**What you will do:** Write out each line that follows exactly as it stands, without the pictures.

**Data in this exercise:**
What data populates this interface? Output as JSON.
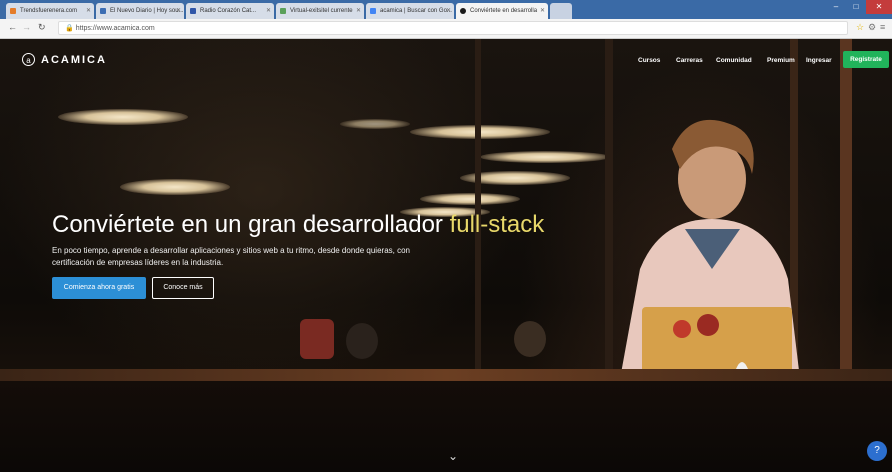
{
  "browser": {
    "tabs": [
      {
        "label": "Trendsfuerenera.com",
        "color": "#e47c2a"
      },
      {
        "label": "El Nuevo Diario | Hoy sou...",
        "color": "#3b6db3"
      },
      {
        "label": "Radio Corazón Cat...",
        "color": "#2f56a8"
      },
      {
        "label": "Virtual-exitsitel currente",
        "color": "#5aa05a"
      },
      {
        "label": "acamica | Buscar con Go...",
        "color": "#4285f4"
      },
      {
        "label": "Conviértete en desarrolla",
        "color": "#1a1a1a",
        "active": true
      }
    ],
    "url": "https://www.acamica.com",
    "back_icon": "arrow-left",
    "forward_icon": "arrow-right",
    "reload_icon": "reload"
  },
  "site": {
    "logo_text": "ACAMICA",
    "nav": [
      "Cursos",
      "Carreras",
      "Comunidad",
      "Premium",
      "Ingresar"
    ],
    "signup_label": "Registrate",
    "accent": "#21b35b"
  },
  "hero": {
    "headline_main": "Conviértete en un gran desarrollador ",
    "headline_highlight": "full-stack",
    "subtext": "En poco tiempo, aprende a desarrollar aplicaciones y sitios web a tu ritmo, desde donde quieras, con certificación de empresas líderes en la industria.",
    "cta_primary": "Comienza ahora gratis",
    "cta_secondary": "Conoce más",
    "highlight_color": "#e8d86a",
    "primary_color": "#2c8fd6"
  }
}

**Exercise answer:**
What data populates this interface? Output as JSON.
{
  "browser": {
    "tabs": [
      {
        "label": "Trendsfuerenera.com",
        "color": "#e47c2a"
      },
      {
        "label": "El Nuevo Diario | Hoy sou...",
        "color": "#3b6db3"
      },
      {
        "label": "Radio Corazón Cat...",
        "color": "#2f56a8"
      },
      {
        "label": "Virtual-exitsitel currente",
        "color": "#5aa05a"
      },
      {
        "label": "acamica | Buscar con Go...",
        "color": "#4285f4"
      },
      {
        "label": "Conviértete en desarrolla",
        "color": "#1a1a1a",
        "active": true
      }
    ],
    "url": "https://www.acamica.com",
    "back_icon": "arrow-left",
    "forward_icon": "arrow-right",
    "reload_icon": "reload"
  },
  "site": {
    "logo_text": "ACAMICA",
    "nav": [
      "Cursos",
      "Carreras",
      "Comunidad",
      "Premium",
      "Ingresar"
    ],
    "signup_label": "Registrate",
    "accent": "#21b35b"
  },
  "hero": {
    "headline_main": "Conviértete en un gran desarrollador ",
    "headline_highlight": "full-stack",
    "subtext": "En poco tiempo, aprende a desarrollar aplicaciones y sitios web a tu ritmo, desde donde quieras, con certificación de empresas líderes en la industria.",
    "cta_primary": "Comienza ahora gratis",
    "cta_secondary": "Conoce más",
    "highlight_color": "#e8d86a",
    "primary_color": "#2c8fd6"
  }
}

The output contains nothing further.